Exercise instructions
Repeat the listing exactly as given, omitting every image.

Supplied data
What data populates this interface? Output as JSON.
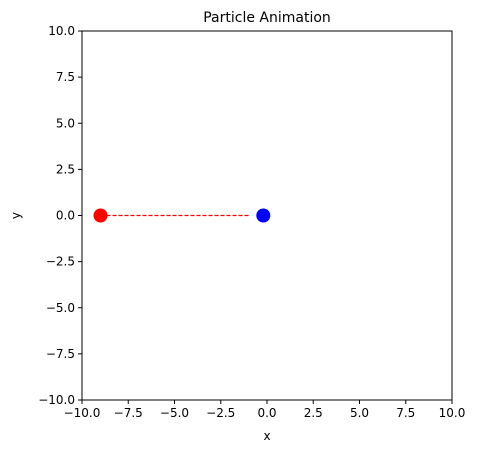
{
  "chart_data": {
    "type": "scatter",
    "title": "Particle Animation",
    "xlabel": "x",
    "ylabel": "y",
    "xlim": [
      -10,
      10
    ],
    "ylim": [
      -10,
      10
    ],
    "xticks": [
      -10,
      -7.5,
      -5,
      -2.5,
      0,
      2.5,
      5,
      7.5,
      10
    ],
    "yticks": [
      -10,
      -7.5,
      -5,
      -2.5,
      0,
      2.5,
      5,
      7.5,
      10
    ],
    "xtick_labels": [
      "−10.0",
      "−7.5",
      "−5.0",
      "−2.5",
      "0.0",
      "2.5",
      "5.0",
      "7.5",
      "10.0"
    ],
    "ytick_labels": [
      "−10.0",
      "−7.5",
      "−5.0",
      "−2.5",
      "0.0",
      "2.5",
      "5.0",
      "7.5",
      "10.0"
    ],
    "grid": false,
    "points": [
      {
        "x": -9.0,
        "y": 0.0,
        "color": "#ff0000"
      },
      {
        "x": -0.2,
        "y": 0.0,
        "color": "#0000ff"
      }
    ],
    "trail": {
      "x": [
        -9.0,
        -0.9
      ],
      "y": [
        0.0,
        0.0
      ],
      "color": "#ff0000",
      "style": "dashed"
    }
  }
}
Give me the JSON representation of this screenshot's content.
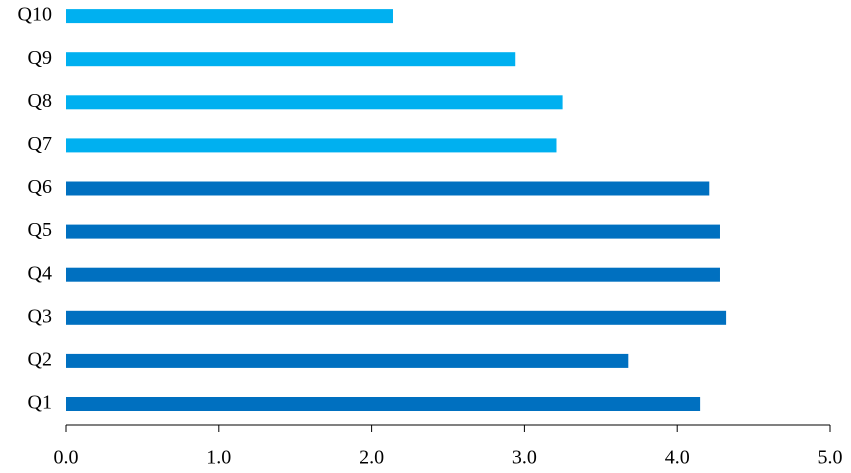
{
  "chart_data": {
    "type": "bar",
    "orientation": "horizontal",
    "categories": [
      "Q1",
      "Q2",
      "Q3",
      "Q4",
      "Q5",
      "Q6",
      "Q7",
      "Q8",
      "Q9",
      "Q10"
    ],
    "values": [
      4.15,
      3.68,
      4.32,
      4.28,
      4.28,
      4.21,
      3.21,
      3.25,
      2.94,
      2.14
    ],
    "colors": [
      "#0070c0",
      "#0070c0",
      "#0070c0",
      "#0070c0",
      "#0070c0",
      "#0070c0",
      "#00b0f0",
      "#00b0f0",
      "#00b0f0",
      "#00b0f0"
    ],
    "xlim": [
      0,
      5
    ],
    "xticks": [
      {
        "value": 0,
        "label": "0.0"
      },
      {
        "value": 1,
        "label": "1.0"
      },
      {
        "value": 2,
        "label": "2.0"
      },
      {
        "value": 3,
        "label": "3.0"
      },
      {
        "value": 4,
        "label": "4.0"
      },
      {
        "value": 5,
        "label": "5.0"
      }
    ],
    "grid": false
  }
}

Full response
What data populates this interface? Output as JSON.
{
  "chart_data": {
    "type": "scatter",
    "title": "Particle Animation",
    "xlabel": "x",
    "ylabel": "y",
    "xlim": [
      -10,
      10
    ],
    "ylim": [
      -10,
      10
    ],
    "xticks": [
      -10,
      -7.5,
      -5,
      -2.5,
      0,
      2.5,
      5,
      7.5,
      10
    ],
    "yticks": [
      -10,
      -7.5,
      -5,
      -2.5,
      0,
      2.5,
      5,
      7.5,
      10
    ],
    "xtick_labels": [
      "−10.0",
      "−7.5",
      "−5.0",
      "−2.5",
      "0.0",
      "2.5",
      "5.0",
      "7.5",
      "10.0"
    ],
    "ytick_labels": [
      "−10.0",
      "−7.5",
      "−5.0",
      "−2.5",
      "0.0",
      "2.5",
      "5.0",
      "7.5",
      "10.0"
    ],
    "grid": false,
    "points": [
      {
        "x": -9.0,
        "y": 0.0,
        "color": "#ff0000"
      },
      {
        "x": -0.2,
        "y": 0.0,
        "color": "#0000ff"
      }
    ],
    "trail": {
      "x": [
        -9.0,
        -0.9
      ],
      "y": [
        0.0,
        0.0
      ],
      "color": "#ff0000",
      "style": "dashed"
    }
  }
}
Give me the JSON representation of this screenshot's content.
{
  "chart_data": {
    "type": "bar",
    "orientation": "horizontal",
    "categories": [
      "Q1",
      "Q2",
      "Q3",
      "Q4",
      "Q5",
      "Q6",
      "Q7",
      "Q8",
      "Q9",
      "Q10"
    ],
    "values": [
      4.15,
      3.68,
      4.32,
      4.28,
      4.28,
      4.21,
      3.21,
      3.25,
      2.94,
      2.14
    ],
    "colors": [
      "#0070c0",
      "#0070c0",
      "#0070c0",
      "#0070c0",
      "#0070c0",
      "#0070c0",
      "#00b0f0",
      "#00b0f0",
      "#00b0f0",
      "#00b0f0"
    ],
    "xlim": [
      0,
      5
    ],
    "xticks": [
      {
        "value": 0,
        "label": "0.0"
      },
      {
        "value": 1,
        "label": "1.0"
      },
      {
        "value": 2,
        "label": "2.0"
      },
      {
        "value": 3,
        "label": "3.0"
      },
      {
        "value": 4,
        "label": "4.0"
      },
      {
        "value": 5,
        "label": "5.0"
      }
    ],
    "grid": false
  }
}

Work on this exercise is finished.